▶ QUOTED TEXT:
"""
How to use SQL LAG function with condition - sql

I have a table as the following rows:
tipoProtocolo numeroProtocolo dataReferencia dataAssinatura dataVencimento
------------- --------------- -------------- -------------- --------------
1 47676 NULL 20150112 20151231
1 47676 20151231 20150209 NULL
1 47676 NULL 20150224 NULL
1 47676 NULL 20151005 NULL
1 47676 NULL 20151021 NULL
1 47676 NULL 20151026 NULL
1 47676 NULL 20151120 NULL
I've implemented a piece of code that gets the value from the dataVencimento column (previous row) to the dataRefencia column (red arrow in the image). However, I would like to check if the column dataVencimento (from the previous row) is NULL. If this condition is true I need to copy the value from the column dataReferencia from the previous row (blue arrow in the image).
SELECT tipoProtocolo,
numeroProtocolo,
LAG(dataVencimento, 1 ) OVER(
PARTITION BY numeroProtocolo, tipoProtocolo
ORDER BY dataAssinatura
) dataReferencia,
dataAssinatura,
dataVencimento
FROM cte_ContratoAditivo
Here is my SQL code:
SELECT tipoProtocolo, numeroProtocolo,
LAG(dataVencimento, 1) OVER(
PARTITION BY numeroProtocolo, tipoProtocolo
ORDER BY dataAssinatura
) dataReferencia,
dataAssinatura, dataVencimento
FROM cte_ContratoAditivo

What you want is lag(ignore nulls). Unfortunately, SQL Server does not support this.
If the dates are increasing, you can use a cumulative max:
select . . .,
max(dataVencimento) over (
partition by numeroProtocolo, tipoProtocolo
order by dataAssinatura
rows between unbounded preceding and 1 preceding
) as dataReferencia
If this is not the case, you can use two levels of aggregation:
select ca.*,
max(dataVencimento) over (
partition by numeroProtocolo, tipoProtocolo
order by dataAssinatura
) as dataReferencia
from (select ca.*,
count(dataVencimento) over (
partition by numeroProtocolo, tipoProtocolo
order by dataAssinatura
) as grouping
from cte_ContratoAditivo ca
) ca;
The subquery counts the number of valid values. This is really to assign a group number to the rows. The outer query then spreads the value over the entire group.
"""
▶ SOURCE EXCERPT:
"""
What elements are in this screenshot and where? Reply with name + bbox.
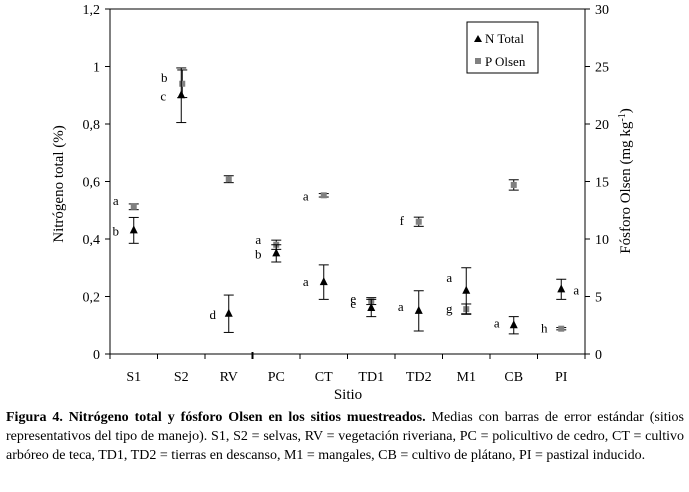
"""
▶ WORK INSTRUCTIONS:
a - In the SQL LAG thread, translate this sentence into Spanish: "The subquery counts the number of valid values."
b - Write out the part of the SQL LAG thread starting at "How to use SQL" and ending at "(blue arrow in the image).".

▶ ANSWERS FOR THE EXERCISE:
a - La subconsulta cuenta el número de valores válidos.

b -
How to use SQL LAG function with condition - sql

I have a table as the following rows:
tipoProtocolo numeroProtocolo dataReferencia dataAssinatura dataVencimento
------------- --------------- -------------- -------------- --------------
1 47676 NULL 20150112 20151231
1 47676 20151231 20150209 NULL
1 47676 NULL 20150224 NULL
1 47676 NULL 20151005 NULL
1 47676 NULL 20151021 NULL
1 47676 NULL 20151026 NULL
1 47676 NULL 20151120 NULL
I've implemented a piece of code that gets the value from the dataVencimento column (previous row) to the dataRefencia column (red arrow in the image). However, I would like to check if the column dataVencimento (from the previous row) is NULL. If this condition is true I need to copy the value from the column dataReferencia from the previous row (blue arrow in the image).